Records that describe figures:
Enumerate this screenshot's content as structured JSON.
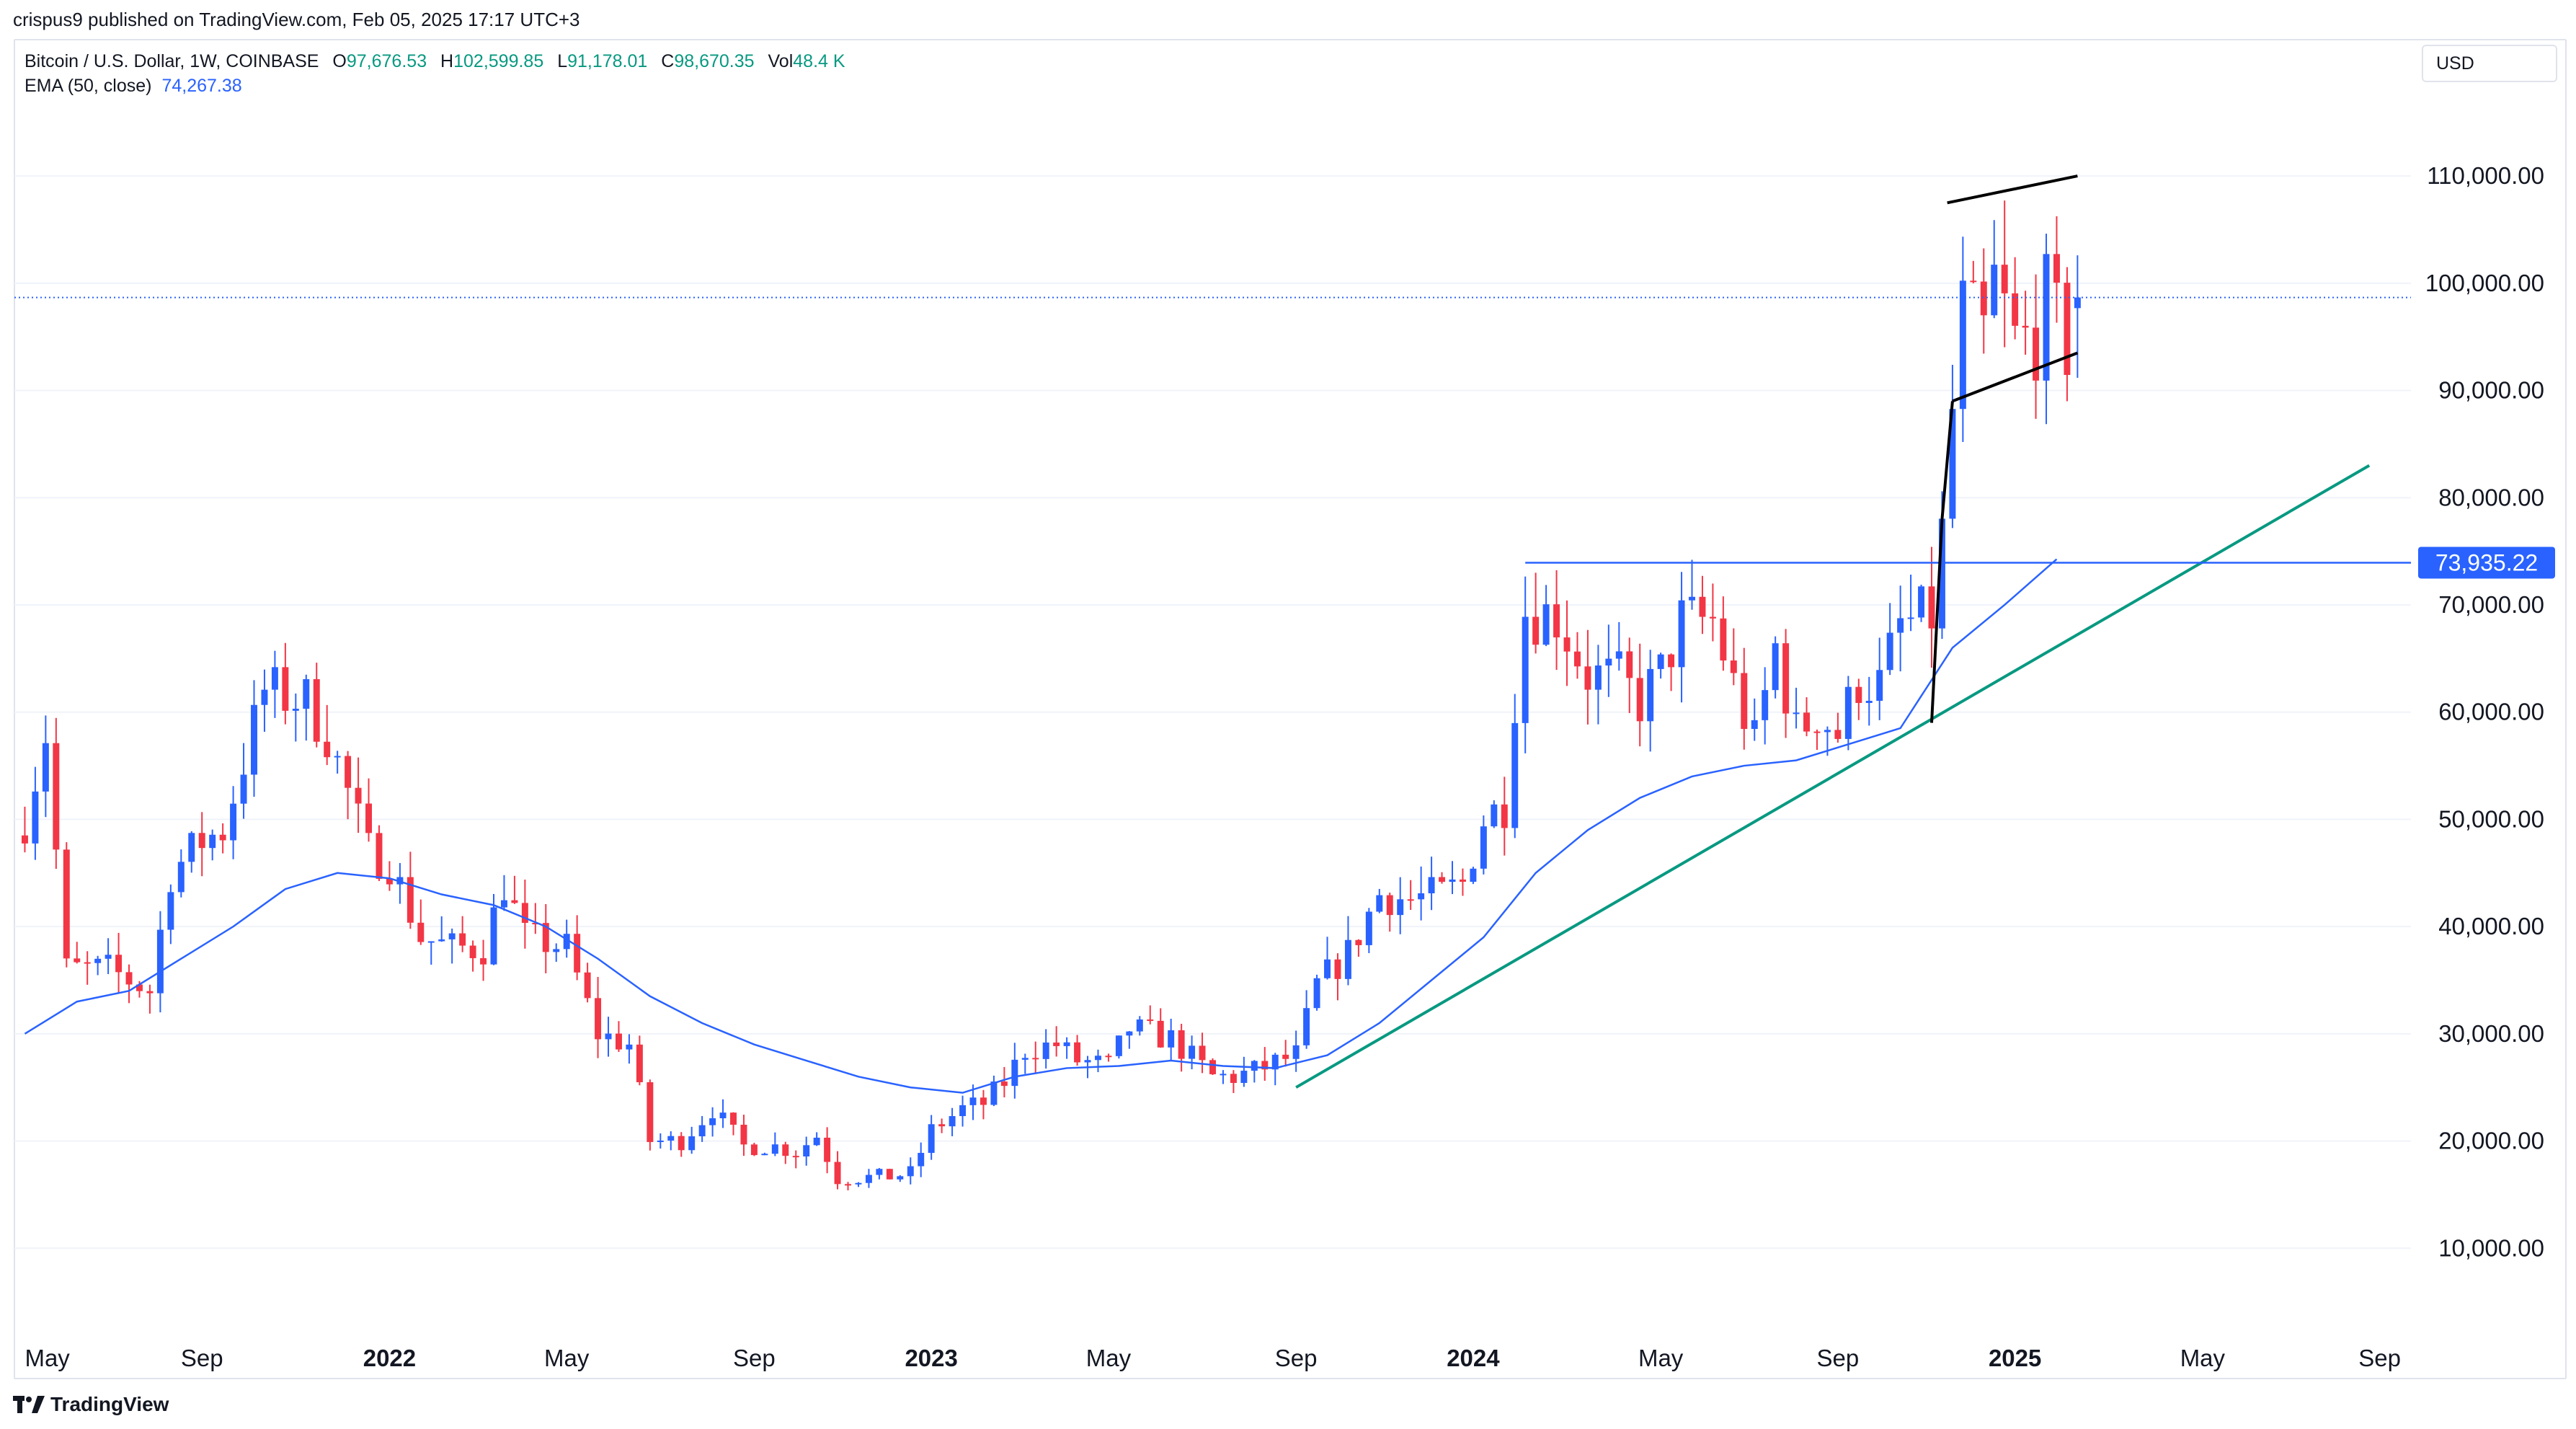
{
  "header": {
    "published": "crispus9 published on TradingView.com, Feb 05, 2025 17:17 UTC+3",
    "symbol": "Bitcoin / U.S. Dollar, 1W, COINBASE",
    "o_label": "O",
    "o_value": "97,676.53",
    "h_label": "H",
    "h_value": "102,599.85",
    "l_label": "L",
    "l_value": "91,178.01",
    "c_label": "C",
    "c_value": "98,670.35",
    "vol_label": "Vol",
    "vol_value": "48.4 K",
    "ema_label": "EMA (50, close)",
    "ema_value": "74,267.38"
  },
  "currency": "USD",
  "footer": {
    "brand": "TradingView"
  },
  "colors": {
    "up": "#2962ff",
    "down": "#f23645",
    "ema": "#2962ff",
    "trendline": "#089981",
    "pattern": "#000000",
    "level": "#2962ff",
    "grid": "#f0f3fa",
    "price_line": "#2962ff"
  },
  "chart_data": {
    "type": "candlestick",
    "interval": "1W",
    "x_axis": {
      "ticks": [
        {
          "t": 0,
          "label": "May"
        },
        {
          "t": 17,
          "label": "Sep"
        },
        {
          "t": 35,
          "label": "2022"
        },
        {
          "t": 52,
          "label": "May"
        },
        {
          "t": 70,
          "label": "Sep"
        },
        {
          "t": 87,
          "label": "2023"
        },
        {
          "t": 104,
          "label": "May"
        },
        {
          "t": 122,
          "label": "Sep"
        },
        {
          "t": 139,
          "label": "2024"
        },
        {
          "t": 157,
          "label": "May"
        },
        {
          "t": 174,
          "label": "Sep"
        },
        {
          "t": 191,
          "label": "2025"
        },
        {
          "t": 209,
          "label": "May"
        },
        {
          "t": 226,
          "label": "Sep"
        }
      ],
      "bold_labels": [
        "2022",
        "2023",
        "2024",
        "2025"
      ],
      "range": [
        -1,
        229
      ]
    },
    "y_axis": {
      "range": [
        0,
        117000
      ],
      "ticks": [
        10000,
        20000,
        30000,
        40000,
        50000,
        60000,
        70000,
        80000,
        90000,
        100000,
        110000
      ],
      "tick_labels": [
        "10,000.00",
        "20,000.00",
        "30,000.00",
        "40,000.00",
        "50,000.00",
        "60,000.00",
        "70,000.00",
        "80,000.00",
        "90,000.00",
        "100,000.00",
        "110,000.00"
      ],
      "position": "right"
    },
    "anchors": [
      [
        0,
        50000
      ],
      [
        2,
        58000
      ],
      [
        4,
        36000
      ],
      [
        8,
        36000
      ],
      [
        12,
        34000
      ],
      [
        14,
        45000
      ],
      [
        17,
        48000
      ],
      [
        19,
        49000
      ],
      [
        23,
        62000
      ],
      [
        27,
        61000
      ],
      [
        29,
        58000
      ],
      [
        33,
        47000
      ],
      [
        35,
        46000
      ],
      [
        38,
        39000
      ],
      [
        41,
        38000
      ],
      [
        44,
        38000
      ],
      [
        46,
        44000
      ],
      [
        48,
        39000
      ],
      [
        52,
        38000
      ],
      [
        55,
        30000
      ],
      [
        58,
        29000
      ],
      [
        60,
        20000
      ],
      [
        63,
        20000
      ],
      [
        66,
        23000
      ],
      [
        69,
        19500
      ],
      [
        72,
        19500
      ],
      [
        74,
        19000
      ],
      [
        76,
        20500
      ],
      [
        78,
        16500
      ],
      [
        83,
        16700
      ],
      [
        85,
        17000
      ],
      [
        87,
        21000
      ],
      [
        90,
        23000
      ],
      [
        92,
        23500
      ],
      [
        94,
        25500
      ],
      [
        96,
        28500
      ],
      [
        99,
        29000
      ],
      [
        101,
        27500
      ],
      [
        104,
        27000
      ],
      [
        106,
        30500
      ],
      [
        110,
        29500
      ],
      [
        114,
        26000
      ],
      [
        116,
        26000
      ],
      [
        118,
        26500
      ],
      [
        120,
        27300
      ],
      [
        122,
        28000
      ],
      [
        124,
        34500
      ],
      [
        127,
        37500
      ],
      [
        130,
        43000
      ],
      [
        133,
        42500
      ],
      [
        136,
        43000
      ],
      [
        138,
        44000
      ],
      [
        140,
        50000
      ],
      [
        142,
        51500
      ],
      [
        143,
        61500
      ],
      [
        144,
        69500
      ],
      [
        147,
        69000
      ],
      [
        150,
        63500
      ],
      [
        153,
        63000
      ],
      [
        155,
        61000
      ],
      [
        157,
        63500
      ],
      [
        159,
        68500
      ],
      [
        162,
        68500
      ],
      [
        164,
        62500
      ],
      [
        166,
        57000
      ],
      [
        168,
        66000
      ],
      [
        170,
        58000
      ],
      [
        172,
        60000
      ],
      [
        174,
        58000
      ],
      [
        176,
        63000
      ],
      [
        178,
        62500
      ],
      [
        180,
        68000
      ],
      [
        183,
        69000
      ],
      [
        184,
        76500
      ],
      [
        185,
        88000
      ],
      [
        186,
        97500
      ],
      [
        188,
        95000
      ],
      [
        189,
        100000
      ],
      [
        191,
        94500
      ],
      [
        193,
        95000
      ],
      [
        194,
        98500
      ],
      [
        196,
        94000
      ],
      [
        197,
        98000
      ]
    ],
    "ema": {
      "label": "EMA (50, close)",
      "points": [
        [
          0,
          30000
        ],
        [
          5,
          33000
        ],
        [
          10,
          34000
        ],
        [
          15,
          37000
        ],
        [
          20,
          40000
        ],
        [
          25,
          43500
        ],
        [
          30,
          45000
        ],
        [
          35,
          44500
        ],
        [
          40,
          43000
        ],
        [
          45,
          42000
        ],
        [
          50,
          40000
        ],
        [
          55,
          37000
        ],
        [
          60,
          33500
        ],
        [
          65,
          31000
        ],
        [
          70,
          29000
        ],
        [
          75,
          27500
        ],
        [
          80,
          26000
        ],
        [
          85,
          25000
        ],
        [
          90,
          24500
        ],
        [
          95,
          26000
        ],
        [
          100,
          26800
        ],
        [
          105,
          27000
        ],
        [
          110,
          27500
        ],
        [
          115,
          27000
        ],
        [
          120,
          26800
        ],
        [
          125,
          28000
        ],
        [
          130,
          31000
        ],
        [
          135,
          35000
        ],
        [
          140,
          39000
        ],
        [
          145,
          45000
        ],
        [
          150,
          49000
        ],
        [
          155,
          52000
        ],
        [
          160,
          54000
        ],
        [
          165,
          55000
        ],
        [
          170,
          55500
        ],
        [
          175,
          57000
        ],
        [
          180,
          58500
        ],
        [
          185,
          66000
        ],
        [
          190,
          70000
        ],
        [
          195,
          74267
        ]
      ]
    },
    "last_price": 98670.35,
    "horizontal_level": {
      "value": 73935.22,
      "label": "73,935.22",
      "from_t": 144
    },
    "trendline": {
      "from": [
        122,
        25000
      ],
      "to": [
        225,
        83000
      ]
    },
    "pattern_lines": [
      {
        "from": [
          183,
          59000
        ],
        "to": [
          184,
          78000
        ]
      },
      {
        "from": [
          184,
          78000
        ],
        "to": [
          185,
          89000
        ]
      },
      {
        "from": [
          185,
          89000
        ],
        "to": [
          197,
          93500
        ]
      },
      {
        "from": [
          184.5,
          107500
        ],
        "to": [
          197,
          110000
        ]
      }
    ]
  }
}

● Instruction:
Copy every line above word for word and exclude the pictures.

● Answer to this exercise:
Enumerate this screenshot's content as structured JSON.
{
  "header": {
    "published": "crispus9 published on TradingView.com, Feb 05, 2025 17:17 UTC+3",
    "symbol": "Bitcoin / U.S. Dollar, 1W, COINBASE",
    "o_label": "O",
    "o_value": "97,676.53",
    "h_label": "H",
    "h_value": "102,599.85",
    "l_label": "L",
    "l_value": "91,178.01",
    "c_label": "C",
    "c_value": "98,670.35",
    "vol_label": "Vol",
    "vol_value": "48.4 K",
    "ema_label": "EMA (50, close)",
    "ema_value": "74,267.38"
  },
  "currency": "USD",
  "footer": {
    "brand": "TradingView"
  },
  "colors": {
    "up": "#2962ff",
    "down": "#f23645",
    "ema": "#2962ff",
    "trendline": "#089981",
    "pattern": "#000000",
    "level": "#2962ff",
    "grid": "#f0f3fa",
    "price_line": "#2962ff"
  },
  "chart_data": {
    "type": "candlestick",
    "interval": "1W",
    "x_axis": {
      "ticks": [
        {
          "t": 0,
          "label": "May"
        },
        {
          "t": 17,
          "label": "Sep"
        },
        {
          "t": 35,
          "label": "2022"
        },
        {
          "t": 52,
          "label": "May"
        },
        {
          "t": 70,
          "label": "Sep"
        },
        {
          "t": 87,
          "label": "2023"
        },
        {
          "t": 104,
          "label": "May"
        },
        {
          "t": 122,
          "label": "Sep"
        },
        {
          "t": 139,
          "label": "2024"
        },
        {
          "t": 157,
          "label": "May"
        },
        {
          "t": 174,
          "label": "Sep"
        },
        {
          "t": 191,
          "label": "2025"
        },
        {
          "t": 209,
          "label": "May"
        },
        {
          "t": 226,
          "label": "Sep"
        }
      ],
      "bold_labels": [
        "2022",
        "2023",
        "2024",
        "2025"
      ],
      "range": [
        -1,
        229
      ]
    },
    "y_axis": {
      "range": [
        0,
        117000
      ],
      "ticks": [
        10000,
        20000,
        30000,
        40000,
        50000,
        60000,
        70000,
        80000,
        90000,
        100000,
        110000
      ],
      "tick_labels": [
        "10,000.00",
        "20,000.00",
        "30,000.00",
        "40,000.00",
        "50,000.00",
        "60,000.00",
        "70,000.00",
        "80,000.00",
        "90,000.00",
        "100,000.00",
        "110,000.00"
      ],
      "position": "right"
    },
    "anchors": [
      [
        0,
        50000
      ],
      [
        2,
        58000
      ],
      [
        4,
        36000
      ],
      [
        8,
        36000
      ],
      [
        12,
        34000
      ],
      [
        14,
        45000
      ],
      [
        17,
        48000
      ],
      [
        19,
        49000
      ],
      [
        23,
        62000
      ],
      [
        27,
        61000
      ],
      [
        29,
        58000
      ],
      [
        33,
        47000
      ],
      [
        35,
        46000
      ],
      [
        38,
        39000
      ],
      [
        41,
        38000
      ],
      [
        44,
        38000
      ],
      [
        46,
        44000
      ],
      [
        48,
        39000
      ],
      [
        52,
        38000
      ],
      [
        55,
        30000
      ],
      [
        58,
        29000
      ],
      [
        60,
        20000
      ],
      [
        63,
        20000
      ],
      [
        66,
        23000
      ],
      [
        69,
        19500
      ],
      [
        72,
        19500
      ],
      [
        74,
        19000
      ],
      [
        76,
        20500
      ],
      [
        78,
        16500
      ],
      [
        83,
        16700
      ],
      [
        85,
        17000
      ],
      [
        87,
        21000
      ],
      [
        90,
        23000
      ],
      [
        92,
        23500
      ],
      [
        94,
        25500
      ],
      [
        96,
        28500
      ],
      [
        99,
        29000
      ],
      [
        101,
        27500
      ],
      [
        104,
        27000
      ],
      [
        106,
        30500
      ],
      [
        110,
        29500
      ],
      [
        114,
        26000
      ],
      [
        116,
        26000
      ],
      [
        118,
        26500
      ],
      [
        120,
        27300
      ],
      [
        122,
        28000
      ],
      [
        124,
        34500
      ],
      [
        127,
        37500
      ],
      [
        130,
        43000
      ],
      [
        133,
        42500
      ],
      [
        136,
        43000
      ],
      [
        138,
        44000
      ],
      [
        140,
        50000
      ],
      [
        142,
        51500
      ],
      [
        143,
        61500
      ],
      [
        144,
        69500
      ],
      [
        147,
        69000
      ],
      [
        150,
        63500
      ],
      [
        153,
        63000
      ],
      [
        155,
        61000
      ],
      [
        157,
        63500
      ],
      [
        159,
        68500
      ],
      [
        162,
        68500
      ],
      [
        164,
        62500
      ],
      [
        166,
        57000
      ],
      [
        168,
        66000
      ],
      [
        170,
        58000
      ],
      [
        172,
        60000
      ],
      [
        174,
        58000
      ],
      [
        176,
        63000
      ],
      [
        178,
        62500
      ],
      [
        180,
        68000
      ],
      [
        183,
        69000
      ],
      [
        184,
        76500
      ],
      [
        185,
        88000
      ],
      [
        186,
        97500
      ],
      [
        188,
        95000
      ],
      [
        189,
        100000
      ],
      [
        191,
        94500
      ],
      [
        193,
        95000
      ],
      [
        194,
        98500
      ],
      [
        196,
        94000
      ],
      [
        197,
        98000
      ]
    ],
    "ema": {
      "label": "EMA (50, close)",
      "points": [
        [
          0,
          30000
        ],
        [
          5,
          33000
        ],
        [
          10,
          34000
        ],
        [
          15,
          37000
        ],
        [
          20,
          40000
        ],
        [
          25,
          43500
        ],
        [
          30,
          45000
        ],
        [
          35,
          44500
        ],
        [
          40,
          43000
        ],
        [
          45,
          42000
        ],
        [
          50,
          40000
        ],
        [
          55,
          37000
        ],
        [
          60,
          33500
        ],
        [
          65,
          31000
        ],
        [
          70,
          29000
        ],
        [
          75,
          27500
        ],
        [
          80,
          26000
        ],
        [
          85,
          25000
        ],
        [
          90,
          24500
        ],
        [
          95,
          26000
        ],
        [
          100,
          26800
        ],
        [
          105,
          27000
        ],
        [
          110,
          27500
        ],
        [
          115,
          27000
        ],
        [
          120,
          26800
        ],
        [
          125,
          28000
        ],
        [
          130,
          31000
        ],
        [
          135,
          35000
        ],
        [
          140,
          39000
        ],
        [
          145,
          45000
        ],
        [
          150,
          49000
        ],
        [
          155,
          52000
        ],
        [
          160,
          54000
        ],
        [
          165,
          55000
        ],
        [
          170,
          55500
        ],
        [
          175,
          57000
        ],
        [
          180,
          58500
        ],
        [
          185,
          66000
        ],
        [
          190,
          70000
        ],
        [
          195,
          74267
        ]
      ]
    },
    "last_price": 98670.35,
    "horizontal_level": {
      "value": 73935.22,
      "label": "73,935.22",
      "from_t": 144
    },
    "trendline": {
      "from": [
        122,
        25000
      ],
      "to": [
        225,
        83000
      ]
    },
    "pattern_lines": [
      {
        "from": [
          183,
          59000
        ],
        "to": [
          184,
          78000
        ]
      },
      {
        "from": [
          184,
          78000
        ],
        "to": [
          185,
          89000
        ]
      },
      {
        "from": [
          185,
          89000
        ],
        "to": [
          197,
          93500
        ]
      },
      {
        "from": [
          184.5,
          107500
        ],
        "to": [
          197,
          110000
        ]
      }
    ]
  }
}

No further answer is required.